# Start of EXERCISE INPUTS
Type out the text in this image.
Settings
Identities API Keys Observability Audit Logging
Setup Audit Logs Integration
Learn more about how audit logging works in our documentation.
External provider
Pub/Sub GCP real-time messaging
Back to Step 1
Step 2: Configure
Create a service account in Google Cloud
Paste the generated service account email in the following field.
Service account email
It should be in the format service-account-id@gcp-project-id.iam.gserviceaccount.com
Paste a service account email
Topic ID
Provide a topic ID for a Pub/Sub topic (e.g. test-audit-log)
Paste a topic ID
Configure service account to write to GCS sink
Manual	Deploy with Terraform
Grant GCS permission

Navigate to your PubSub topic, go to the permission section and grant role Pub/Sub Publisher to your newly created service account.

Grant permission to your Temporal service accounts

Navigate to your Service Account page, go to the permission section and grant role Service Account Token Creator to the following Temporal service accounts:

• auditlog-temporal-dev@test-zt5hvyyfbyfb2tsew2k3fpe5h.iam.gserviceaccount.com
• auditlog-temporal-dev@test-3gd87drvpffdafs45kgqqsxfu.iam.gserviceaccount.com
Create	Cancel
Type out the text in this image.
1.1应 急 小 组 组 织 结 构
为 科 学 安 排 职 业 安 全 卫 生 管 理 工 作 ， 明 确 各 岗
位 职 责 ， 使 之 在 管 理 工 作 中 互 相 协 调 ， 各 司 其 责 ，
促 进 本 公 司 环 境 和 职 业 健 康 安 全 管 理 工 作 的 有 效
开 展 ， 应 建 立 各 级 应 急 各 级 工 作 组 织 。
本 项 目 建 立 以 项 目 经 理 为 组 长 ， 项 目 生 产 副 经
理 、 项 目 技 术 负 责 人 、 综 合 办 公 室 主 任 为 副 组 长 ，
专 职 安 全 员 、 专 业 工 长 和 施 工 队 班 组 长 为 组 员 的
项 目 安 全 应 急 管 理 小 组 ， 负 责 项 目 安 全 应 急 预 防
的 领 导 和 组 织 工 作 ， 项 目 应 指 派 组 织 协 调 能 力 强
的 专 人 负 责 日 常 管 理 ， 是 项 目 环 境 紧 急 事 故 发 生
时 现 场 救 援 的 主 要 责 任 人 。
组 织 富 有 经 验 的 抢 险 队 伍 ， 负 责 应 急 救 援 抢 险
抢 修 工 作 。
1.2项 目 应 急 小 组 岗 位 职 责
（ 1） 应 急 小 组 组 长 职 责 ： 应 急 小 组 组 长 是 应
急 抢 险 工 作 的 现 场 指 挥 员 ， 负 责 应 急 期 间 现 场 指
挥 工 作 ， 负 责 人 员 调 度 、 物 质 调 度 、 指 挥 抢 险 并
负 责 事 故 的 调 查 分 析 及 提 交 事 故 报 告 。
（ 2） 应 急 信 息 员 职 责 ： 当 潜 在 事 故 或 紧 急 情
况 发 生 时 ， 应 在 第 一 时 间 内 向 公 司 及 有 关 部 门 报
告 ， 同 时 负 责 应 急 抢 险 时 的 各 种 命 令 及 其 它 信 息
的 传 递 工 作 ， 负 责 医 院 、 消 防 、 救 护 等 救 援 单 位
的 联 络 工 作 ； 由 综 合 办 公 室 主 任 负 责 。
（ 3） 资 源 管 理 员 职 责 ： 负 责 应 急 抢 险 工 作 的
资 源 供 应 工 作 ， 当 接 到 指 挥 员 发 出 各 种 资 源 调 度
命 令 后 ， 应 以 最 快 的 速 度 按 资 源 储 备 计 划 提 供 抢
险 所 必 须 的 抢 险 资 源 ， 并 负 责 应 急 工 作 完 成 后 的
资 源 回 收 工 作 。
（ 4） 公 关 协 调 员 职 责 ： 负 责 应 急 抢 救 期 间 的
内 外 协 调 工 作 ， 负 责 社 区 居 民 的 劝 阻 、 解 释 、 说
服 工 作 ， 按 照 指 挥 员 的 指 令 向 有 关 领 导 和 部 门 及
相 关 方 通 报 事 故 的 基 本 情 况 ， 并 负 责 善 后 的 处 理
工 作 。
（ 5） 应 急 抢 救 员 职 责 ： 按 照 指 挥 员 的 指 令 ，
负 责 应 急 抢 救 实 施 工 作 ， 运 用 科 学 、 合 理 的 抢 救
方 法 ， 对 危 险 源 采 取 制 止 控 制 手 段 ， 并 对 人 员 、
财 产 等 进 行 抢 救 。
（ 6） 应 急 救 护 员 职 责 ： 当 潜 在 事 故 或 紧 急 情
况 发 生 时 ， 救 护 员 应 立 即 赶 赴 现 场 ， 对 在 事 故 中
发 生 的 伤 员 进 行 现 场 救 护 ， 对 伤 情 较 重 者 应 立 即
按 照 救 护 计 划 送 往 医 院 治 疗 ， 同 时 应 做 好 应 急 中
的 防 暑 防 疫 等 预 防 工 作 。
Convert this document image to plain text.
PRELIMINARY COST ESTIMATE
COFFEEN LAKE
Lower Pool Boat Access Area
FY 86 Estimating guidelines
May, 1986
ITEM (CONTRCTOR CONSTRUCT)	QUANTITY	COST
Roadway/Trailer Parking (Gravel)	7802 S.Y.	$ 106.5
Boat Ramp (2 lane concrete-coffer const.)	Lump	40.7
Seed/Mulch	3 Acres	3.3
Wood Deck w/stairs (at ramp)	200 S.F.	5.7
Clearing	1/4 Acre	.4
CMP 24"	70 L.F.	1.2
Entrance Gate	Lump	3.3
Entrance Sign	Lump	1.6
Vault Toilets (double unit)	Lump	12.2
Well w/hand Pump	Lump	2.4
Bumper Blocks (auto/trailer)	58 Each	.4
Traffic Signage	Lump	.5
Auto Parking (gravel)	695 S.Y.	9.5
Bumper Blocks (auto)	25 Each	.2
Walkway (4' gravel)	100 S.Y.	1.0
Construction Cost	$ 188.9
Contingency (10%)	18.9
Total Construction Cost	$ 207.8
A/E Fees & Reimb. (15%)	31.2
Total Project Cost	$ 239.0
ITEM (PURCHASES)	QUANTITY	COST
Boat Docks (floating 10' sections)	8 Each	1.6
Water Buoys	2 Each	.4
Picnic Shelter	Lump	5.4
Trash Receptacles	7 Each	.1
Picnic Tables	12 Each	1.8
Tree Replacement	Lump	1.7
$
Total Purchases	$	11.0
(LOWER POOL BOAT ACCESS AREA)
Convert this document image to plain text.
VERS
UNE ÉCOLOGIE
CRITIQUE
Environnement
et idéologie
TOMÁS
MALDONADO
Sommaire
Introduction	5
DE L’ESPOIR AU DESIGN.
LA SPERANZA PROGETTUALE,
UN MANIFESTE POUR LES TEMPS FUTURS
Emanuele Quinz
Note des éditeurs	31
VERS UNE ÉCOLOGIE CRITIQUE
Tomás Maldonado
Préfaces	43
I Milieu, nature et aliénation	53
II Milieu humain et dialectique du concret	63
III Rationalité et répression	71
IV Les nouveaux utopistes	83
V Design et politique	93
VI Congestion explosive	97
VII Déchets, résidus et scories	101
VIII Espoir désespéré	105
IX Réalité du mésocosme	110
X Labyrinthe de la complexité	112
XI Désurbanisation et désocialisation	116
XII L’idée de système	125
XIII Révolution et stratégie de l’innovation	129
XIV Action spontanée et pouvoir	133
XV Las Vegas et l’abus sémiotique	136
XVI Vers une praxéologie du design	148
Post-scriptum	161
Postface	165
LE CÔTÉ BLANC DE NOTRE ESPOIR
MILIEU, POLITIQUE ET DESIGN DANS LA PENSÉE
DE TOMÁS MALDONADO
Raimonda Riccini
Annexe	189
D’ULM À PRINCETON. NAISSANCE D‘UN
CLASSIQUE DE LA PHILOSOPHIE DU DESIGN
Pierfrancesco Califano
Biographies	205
# End of EXERCISE INPUTS
OBJECTIVE:
Extract all lines as given.

CORRECT RESPONSE:
Type out the text in this image.
Settings
Identities API Keys Observability Audit Logging
Setup Audit Logs Integration
Learn more about how audit logging works in our documentation.
External provider
Pub/Sub GCP real-time messaging
Back to Step 1
Step 2: Configure
Create a service account in Google Cloud
Paste the generated service account email in the following field.
Service account email
It should be in the format service-account-id@gcp-project-id.iam.gserviceaccount.com
Paste a service account email
Topic ID
Provide a topic ID for a Pub/Sub topic (e.g. test-audit-log)
Paste a topic ID
Configure service account to write to GCS sink
Manual	Deploy with Terraform
Grant GCS permission

Navigate to your PubSub topic, go to the permission section and grant role Pub/Sub Publisher to your newly created service account.

Grant permission to your Temporal service accounts

Navigate to your Service Account page, go to the permission section and grant role Service Account Token Creator to the following Temporal service accounts:

• auditlog-temporal-dev@test-zt5hvyyfbyfb2tsew2k3fpe5h.iam.gserviceaccount.com
• auditlog-temporal-dev@test-3gd87drvpffdafs45kgqqsxfu.iam.gserviceaccount.com
Create	Cancel
Type out the text in this image.
1.1应 急 小 组 组 织 结 构
为 科 学 安 排 职 业 安 全 卫 生 管 理 工 作 ， 明 确 各 岗
位 职 责 ， 使 之 在 管 理 工 作 中 互 相 协 调 ， 各 司 其 责 ，
促 进 本 公 司 环 境 和 职 业 健 康 安 全 管 理 工 作 的 有 效
开 展 ， 应 建 立 各 级 应 急 各 级 工 作 组 织 。
本 项 目 建 立 以 项 目 经 理 为 组 长 ， 项 目 生 产 副 经
理 、 项 目 技 术 负 责 人 、 综 合 办 公 室 主 任 为 副 组 长 ，
专 职 安 全 员 、 专 业 工 长 和 施 工 队 班 组 长 为 组 员 的
项 目 安 全 应 急 管 理 小 组 ， 负 责 项 目 安 全 应 急 预 防
的 领 导 和 组 织 工 作 ， 项 目 应 指 派 组 织 协 调 能 力 强
的 专 人 负 责 日 常 管 理 ， 是 项 目 环 境 紧 急 事 故 发 生
时 现 场 救 援 的 主 要 责 任 人 。
组 织 富 有 经 验 的 抢 险 队 伍 ， 负 责 应 急 救 援 抢 险
抢 修 工 作 。
1.2项 目 应 急 小 组 岗 位 职 责
（ 1） 应 急 小 组 组 长 职 责 ： 应 急 小 组 组 长 是 应
急 抢 险 工 作 的 现 场 指 挥 员 ， 负 责 应 急 期 间 现 场 指
挥 工 作 ， 负 责 人 员 调 度 、 物 质 调 度 、 指 挥 抢 险 并
负 责 事 故 的 调 查 分 析 及 提 交 事 故 报 告 。
（ 2） 应 急 信 息 员 职 责 ： 当 潜 在 事 故 或 紧 急 情
况 发 生 时 ， 应 在 第 一 时 间 内 向 公 司 及 有 关 部 门 报
告 ， 同 时 负 责 应 急 抢 险 时 的 各 种 命 令 及 其 它 信 息
的 传 递 工 作 ， 负 责 医 院 、 消 防 、 救 护 等 救 援 单 位
的 联 络 工 作 ； 由 综 合 办 公 室 主 任 负 责 。
（ 3） 资 源 管 理 员 职 责 ： 负 责 应 急 抢 险 工 作 的
资 源 供 应 工 作 ， 当 接 到 指 挥 员 发 出 各 种 资 源 调 度
命 令 后 ， 应 以 最 快 的 速 度 按 资 源 储 备 计 划 提 供 抢
险 所 必 须 的 抢 险 资 源 ， 并 负 责 应 急 工 作 完 成 后 的
资 源 回 收 工 作 。
（ 4） 公 关 协 调 员 职 责 ： 负 责 应 急 抢 救 期 间 的
内 外 协 调 工 作 ， 负 责 社 区 居 民 的 劝 阻 、 解 释 、 说
服 工 作 ， 按 照 指 挥 员 的 指 令 向 有 关 领 导 和 部 门 及
相 关 方 通 报 事 故 的 基 本 情 况 ， 并 负 责 善 后 的 处 理
工 作 。
（ 5） 应 急 抢 救 员 职 责 ： 按 照 指 挥 员 的 指 令 ，
负 责 应 急 抢 救 实 施 工 作 ， 运 用 科 学 、 合 理 的 抢 救
方 法 ， 对 危 险 源 采 取 制 止 控 制 手 段 ， 并 对 人 员 、
财 产 等 进 行 抢 救 。
（ 6） 应 急 救 护 员 职 责 ： 当 潜 在 事 故 或 紧 急 情
况 发 生 时 ， 救 护 员 应 立 即 赶 赴 现 场 ， 对 在 事 故 中
发 生 的 伤 员 进 行 现 场 救 护 ， 对 伤 情 较 重 者 应 立 即
按 照 救 护 计 划 送 往 医 院 治 疗 ， 同 时 应 做 好 应 急 中
的 防 暑 防 疫 等 预 防 工 作 。
Convert this document image to plain text.
PRELIMINARY COST ESTIMATE
COFFEEN LAKE
Lower Pool Boat Access Area
FY 86 Estimating guidelines
May, 1986
ITEM (CONTRCTOR CONSTRUCT)	QUANTITY	COST
Roadway/Trailer Parking (Gravel)	7802 S.Y.	$ 106.5
Boat Ramp (2 lane concrete-coffer const.)	Lump	40.7
Seed/Mulch	3 Acres	3.3
Wood Deck w/stairs (at ramp)	200 S.F.	5.7
Clearing	1/4 Acre	.4
CMP 24"	70 L.F.	1.2
Entrance Gate	Lump	3.3
Entrance Sign	Lump	1.6
Vault Toilets (double unit)	Lump	12.2
Well w/hand Pump	Lump	2.4
Bumper Blocks (auto/trailer)	58 Each	.4
Traffic Signage	Lump	.5
Auto Parking (gravel)	695 S.Y.	9.5
Bumper Blocks (auto)	25 Each	.2
Walkway (4' gravel)	100 S.Y.	1.0
Construction Cost	$ 188.9
Contingency (10%)	18.9
Total Construction Cost	$ 207.8
A/E Fees & Reimb. (15%)	31.2
Total Project Cost	$ 239.0
ITEM (PURCHASES)	QUANTITY	COST
Boat Docks (floating 10' sections)	8 Each	1.6
Water Buoys	2 Each	.4
Picnic Shelter	Lump	5.4
Trash Receptacles	7 Each	.1
Picnic Tables	12 Each	1.8
Tree Replacement	Lump	1.7
$
Total Purchases	$	11.0
(LOWER POOL BOAT ACCESS AREA)
Convert this document image to plain text.
VERS
UNE ÉCOLOGIE
CRITIQUE
Environnement
et idéologie
TOMÁS
MALDONADO
Sommaire
Introduction	5
DE L’ESPOIR AU DESIGN.
LA SPERANZA PROGETTUALE,
UN MANIFESTE POUR LES TEMPS FUTURS
Emanuele Quinz
Note des éditeurs	31
VERS UNE ÉCOLOGIE CRITIQUE
Tomás Maldonado
Préfaces	43
I Milieu, nature et aliénation	53
II Milieu humain et dialectique du concret	63
III Rationalité et répression	71
IV Les nouveaux utopistes	83
V Design et politique	93
VI Congestion explosive	97
VII Déchets, résidus et scories	101
VIII Espoir désespéré	105
IX Réalité du mésocosme	110
X Labyrinthe de la complexité	112
XI Désurbanisation et désocialisation	116
XII L’idée de système	125
XIII Révolution et stratégie de l’innovation	129
XIV Action spontanée et pouvoir	133
XV Las Vegas et l’abus sémiotique	136
XVI Vers une praxéologie du design	148
Post-scriptum	161
Postface	165
LE CÔTÉ BLANC DE NOTRE ESPOIR
MILIEU, POLITIQUE ET DESIGN DANS LA PENSÉE
DE TOMÁS MALDONADO
Raimonda Riccini
Annexe	189
D’ULM À PRINCETON. NAISSANCE D‘UN
CLASSIQUE DE LA PHILOSOPHIE DU DESIGN
Pierfrancesco Califano
Biographies	205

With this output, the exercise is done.